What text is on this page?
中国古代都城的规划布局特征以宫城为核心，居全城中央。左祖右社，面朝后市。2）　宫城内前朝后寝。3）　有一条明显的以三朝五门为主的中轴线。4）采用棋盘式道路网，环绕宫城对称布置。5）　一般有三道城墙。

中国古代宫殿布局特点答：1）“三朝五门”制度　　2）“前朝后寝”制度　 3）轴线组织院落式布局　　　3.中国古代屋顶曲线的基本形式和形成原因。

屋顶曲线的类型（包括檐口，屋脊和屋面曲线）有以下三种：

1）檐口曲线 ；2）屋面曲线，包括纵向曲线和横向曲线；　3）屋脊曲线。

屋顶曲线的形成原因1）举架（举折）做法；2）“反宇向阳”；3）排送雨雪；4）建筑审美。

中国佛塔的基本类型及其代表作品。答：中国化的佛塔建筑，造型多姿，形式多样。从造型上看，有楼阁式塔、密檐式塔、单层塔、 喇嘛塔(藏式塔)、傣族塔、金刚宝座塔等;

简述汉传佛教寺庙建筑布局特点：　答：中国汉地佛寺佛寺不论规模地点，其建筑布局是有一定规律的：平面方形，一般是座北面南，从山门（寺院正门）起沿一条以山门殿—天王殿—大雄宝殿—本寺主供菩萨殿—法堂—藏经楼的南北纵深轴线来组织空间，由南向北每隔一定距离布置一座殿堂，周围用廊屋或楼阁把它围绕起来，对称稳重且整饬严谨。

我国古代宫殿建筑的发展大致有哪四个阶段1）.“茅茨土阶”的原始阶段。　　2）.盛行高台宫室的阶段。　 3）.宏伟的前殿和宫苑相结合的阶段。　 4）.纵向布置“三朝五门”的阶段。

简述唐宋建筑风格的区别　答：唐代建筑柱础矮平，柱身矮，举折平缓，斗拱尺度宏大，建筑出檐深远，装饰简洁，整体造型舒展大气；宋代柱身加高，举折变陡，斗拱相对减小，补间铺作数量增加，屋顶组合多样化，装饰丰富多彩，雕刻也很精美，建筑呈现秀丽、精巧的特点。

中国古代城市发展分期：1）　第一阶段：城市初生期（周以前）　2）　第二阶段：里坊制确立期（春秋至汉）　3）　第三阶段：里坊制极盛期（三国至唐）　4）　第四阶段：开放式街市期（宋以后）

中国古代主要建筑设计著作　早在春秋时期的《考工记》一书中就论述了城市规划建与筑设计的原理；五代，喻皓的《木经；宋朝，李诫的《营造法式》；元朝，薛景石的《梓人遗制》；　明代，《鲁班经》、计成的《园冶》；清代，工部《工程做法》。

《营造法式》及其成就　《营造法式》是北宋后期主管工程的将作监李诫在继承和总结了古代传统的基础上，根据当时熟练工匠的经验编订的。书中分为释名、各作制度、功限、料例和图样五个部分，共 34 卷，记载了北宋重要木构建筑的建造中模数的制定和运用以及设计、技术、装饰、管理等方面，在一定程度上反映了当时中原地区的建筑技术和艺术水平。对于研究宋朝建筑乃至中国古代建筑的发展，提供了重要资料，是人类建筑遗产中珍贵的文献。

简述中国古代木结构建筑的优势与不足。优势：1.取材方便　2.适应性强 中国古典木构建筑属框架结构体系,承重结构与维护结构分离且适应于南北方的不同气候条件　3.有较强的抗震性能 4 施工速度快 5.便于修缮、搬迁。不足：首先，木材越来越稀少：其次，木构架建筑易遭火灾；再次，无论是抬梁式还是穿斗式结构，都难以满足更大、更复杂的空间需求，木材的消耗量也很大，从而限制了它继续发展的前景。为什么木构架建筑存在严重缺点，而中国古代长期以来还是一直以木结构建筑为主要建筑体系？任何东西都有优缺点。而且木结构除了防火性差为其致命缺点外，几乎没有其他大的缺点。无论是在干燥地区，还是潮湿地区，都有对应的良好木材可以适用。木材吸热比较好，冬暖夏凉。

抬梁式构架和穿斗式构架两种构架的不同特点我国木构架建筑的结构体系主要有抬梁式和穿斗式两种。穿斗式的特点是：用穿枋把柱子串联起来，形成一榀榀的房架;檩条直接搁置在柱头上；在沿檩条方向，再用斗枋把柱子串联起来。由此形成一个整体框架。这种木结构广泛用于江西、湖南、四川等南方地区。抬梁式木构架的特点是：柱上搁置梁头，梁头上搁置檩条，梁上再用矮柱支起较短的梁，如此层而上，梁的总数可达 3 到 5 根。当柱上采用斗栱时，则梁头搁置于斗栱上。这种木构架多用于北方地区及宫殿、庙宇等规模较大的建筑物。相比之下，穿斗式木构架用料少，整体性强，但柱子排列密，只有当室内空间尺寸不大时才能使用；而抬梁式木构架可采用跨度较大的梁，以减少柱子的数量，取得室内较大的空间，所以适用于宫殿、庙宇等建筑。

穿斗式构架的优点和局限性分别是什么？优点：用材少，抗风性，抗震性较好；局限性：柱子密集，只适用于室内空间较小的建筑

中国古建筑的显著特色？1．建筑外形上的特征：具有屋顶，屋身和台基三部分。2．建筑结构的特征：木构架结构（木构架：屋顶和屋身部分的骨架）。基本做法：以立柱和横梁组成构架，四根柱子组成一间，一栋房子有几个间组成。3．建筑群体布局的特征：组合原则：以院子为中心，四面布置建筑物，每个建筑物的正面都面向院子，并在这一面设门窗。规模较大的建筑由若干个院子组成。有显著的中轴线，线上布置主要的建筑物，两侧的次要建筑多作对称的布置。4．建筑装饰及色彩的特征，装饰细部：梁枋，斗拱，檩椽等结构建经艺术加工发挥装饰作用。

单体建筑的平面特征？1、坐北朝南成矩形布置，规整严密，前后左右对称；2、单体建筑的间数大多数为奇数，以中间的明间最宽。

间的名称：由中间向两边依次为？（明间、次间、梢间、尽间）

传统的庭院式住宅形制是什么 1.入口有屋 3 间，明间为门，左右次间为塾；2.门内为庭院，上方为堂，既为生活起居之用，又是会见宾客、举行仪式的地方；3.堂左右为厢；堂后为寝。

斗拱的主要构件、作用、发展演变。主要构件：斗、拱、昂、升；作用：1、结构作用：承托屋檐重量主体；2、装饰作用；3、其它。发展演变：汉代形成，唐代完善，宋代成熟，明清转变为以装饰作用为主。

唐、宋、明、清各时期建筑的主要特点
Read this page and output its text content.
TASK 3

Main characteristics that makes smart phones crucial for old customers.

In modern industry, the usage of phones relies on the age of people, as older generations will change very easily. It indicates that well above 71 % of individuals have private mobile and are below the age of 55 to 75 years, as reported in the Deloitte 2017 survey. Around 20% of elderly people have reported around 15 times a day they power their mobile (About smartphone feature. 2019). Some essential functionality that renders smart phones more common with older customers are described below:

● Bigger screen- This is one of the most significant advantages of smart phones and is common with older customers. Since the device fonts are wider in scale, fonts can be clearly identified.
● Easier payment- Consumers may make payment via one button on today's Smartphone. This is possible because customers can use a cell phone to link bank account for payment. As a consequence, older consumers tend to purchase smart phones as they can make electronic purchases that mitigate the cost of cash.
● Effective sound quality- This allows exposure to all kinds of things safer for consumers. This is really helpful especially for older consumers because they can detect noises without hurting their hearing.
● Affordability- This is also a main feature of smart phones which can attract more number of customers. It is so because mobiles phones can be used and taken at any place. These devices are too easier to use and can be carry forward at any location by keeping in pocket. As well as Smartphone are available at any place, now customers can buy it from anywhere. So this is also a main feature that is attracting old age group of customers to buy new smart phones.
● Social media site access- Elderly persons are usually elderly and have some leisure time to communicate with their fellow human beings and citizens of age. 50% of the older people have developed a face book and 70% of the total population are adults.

- - - - - - -

→ **Stated exercise**:
Using the entries above, return each line that includes the word "elderly".

→ **Solution to the problem**:
In modern industry, the usage of phones relies on the age of people, as older generations will change very easily. It indicates that well above 71 % of individuals have private mobile and are below the age of 55 to 75 years, as reported in the Deloitte 2017 survey. Around 20% of elderly people have reported around 15 times a day they power their mobile (About smartphone feature. 2019). Some essential functionality that renders smart phones more common with older customers are described below:
● Social media site access- Elderly persons are usually elderly and have some leisure time to communicate with their fellow human beings and citizens of age. 50% of the older people have developed a face book and 70% of the total population are adults.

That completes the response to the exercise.